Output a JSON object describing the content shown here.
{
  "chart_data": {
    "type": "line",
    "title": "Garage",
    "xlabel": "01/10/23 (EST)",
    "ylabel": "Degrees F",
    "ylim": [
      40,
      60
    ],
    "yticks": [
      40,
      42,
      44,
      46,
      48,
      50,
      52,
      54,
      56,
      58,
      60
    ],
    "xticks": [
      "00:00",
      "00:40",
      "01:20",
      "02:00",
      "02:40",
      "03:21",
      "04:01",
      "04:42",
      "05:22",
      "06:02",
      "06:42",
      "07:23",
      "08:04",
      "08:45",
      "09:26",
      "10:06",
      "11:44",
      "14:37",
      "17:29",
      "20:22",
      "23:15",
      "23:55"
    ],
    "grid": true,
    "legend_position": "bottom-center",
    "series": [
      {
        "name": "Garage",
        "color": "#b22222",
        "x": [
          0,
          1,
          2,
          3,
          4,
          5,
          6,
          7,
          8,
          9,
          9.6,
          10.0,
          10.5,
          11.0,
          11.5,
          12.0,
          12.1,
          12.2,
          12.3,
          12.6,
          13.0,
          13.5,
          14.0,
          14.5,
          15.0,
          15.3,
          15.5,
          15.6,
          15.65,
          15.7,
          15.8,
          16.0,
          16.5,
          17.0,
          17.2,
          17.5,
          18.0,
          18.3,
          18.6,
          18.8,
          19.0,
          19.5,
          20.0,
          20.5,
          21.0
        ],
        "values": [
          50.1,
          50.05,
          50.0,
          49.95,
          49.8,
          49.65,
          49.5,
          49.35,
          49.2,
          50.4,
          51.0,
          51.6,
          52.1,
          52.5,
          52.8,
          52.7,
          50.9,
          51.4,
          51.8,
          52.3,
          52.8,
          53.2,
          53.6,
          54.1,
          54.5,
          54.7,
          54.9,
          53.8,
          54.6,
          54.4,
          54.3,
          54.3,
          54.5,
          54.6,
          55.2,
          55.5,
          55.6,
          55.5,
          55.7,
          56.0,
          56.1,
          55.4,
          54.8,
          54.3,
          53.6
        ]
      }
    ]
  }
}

- - - - -

Work instructions> Restate all of the entries exactly, please.

Answer to the exercise>
Output a JSON object describing the content shown here.
{
  "chart_data": {
    "type": "line",
    "title": "Garage",
    "xlabel": "01/10/23 (EST)",
    "ylabel": "Degrees F",
    "ylim": [
      40,
      60
    ],
    "yticks": [
      40,
      42,
      44,
      46,
      48,
      50,
      52,
      54,
      56,
      58,
      60
    ],
    "xticks": [
      "00:00",
      "00:40",
      "01:20",
      "02:00",
      "02:40",
      "03:21",
      "04:01",
      "04:42",
      "05:22",
      "06:02",
      "06:42",
      "07:23",
      "08:04",
      "08:45",
      "09:26",
      "10:06",
      "11:44",
      "14:37",
      "17:29",
      "20:22",
      "23:15",
      "23:55"
    ],
    "grid": true,
    "legend_position": "bottom-center",
    "series": [
      {
        "name": "Garage",
        "color": "#b22222",
        "x": [
          0,
          1,
          2,
          3,
          4,
          5,
          6,
          7,
          8,
          9,
          9.6,
          10.0,
          10.5,
          11.0,
          11.5,
          12.0,
          12.1,
          12.2,
          12.3,
          12.6,
          13.0,
          13.5,
          14.0,
          14.5,
          15.0,
          15.3,
          15.5,
          15.6,
          15.65,
          15.7,
          15.8,
          16.0,
          16.5,
          17.0,
          17.2,
          17.5,
          18.0,
          18.3,
          18.6,
          18.8,
          19.0,
          19.5,
          20.0,
          20.5,
          21.0
        ],
        "values": [
          50.1,
          50.05,
          50.0,
          49.95,
          49.8,
          49.65,
          49.5,
          49.35,
          49.2,
          50.4,
          51.0,
          51.6,
          52.1,
          52.5,
          52.8,
          52.7,
          50.9,
          51.4,
          51.8,
          52.3,
          52.8,
          53.2,
          53.6,
          54.1,
          54.5,
          54.7,
          54.9,
          53.8,
          54.6,
          54.4,
          54.3,
          54.3,
          54.5,
          54.6,
          55.2,
          55.5,
          55.6,
          55.5,
          55.7,
          56.0,
          56.1,
          55.4,
          54.8,
          54.3,
          53.6
        ]
      }
    ]
  }
}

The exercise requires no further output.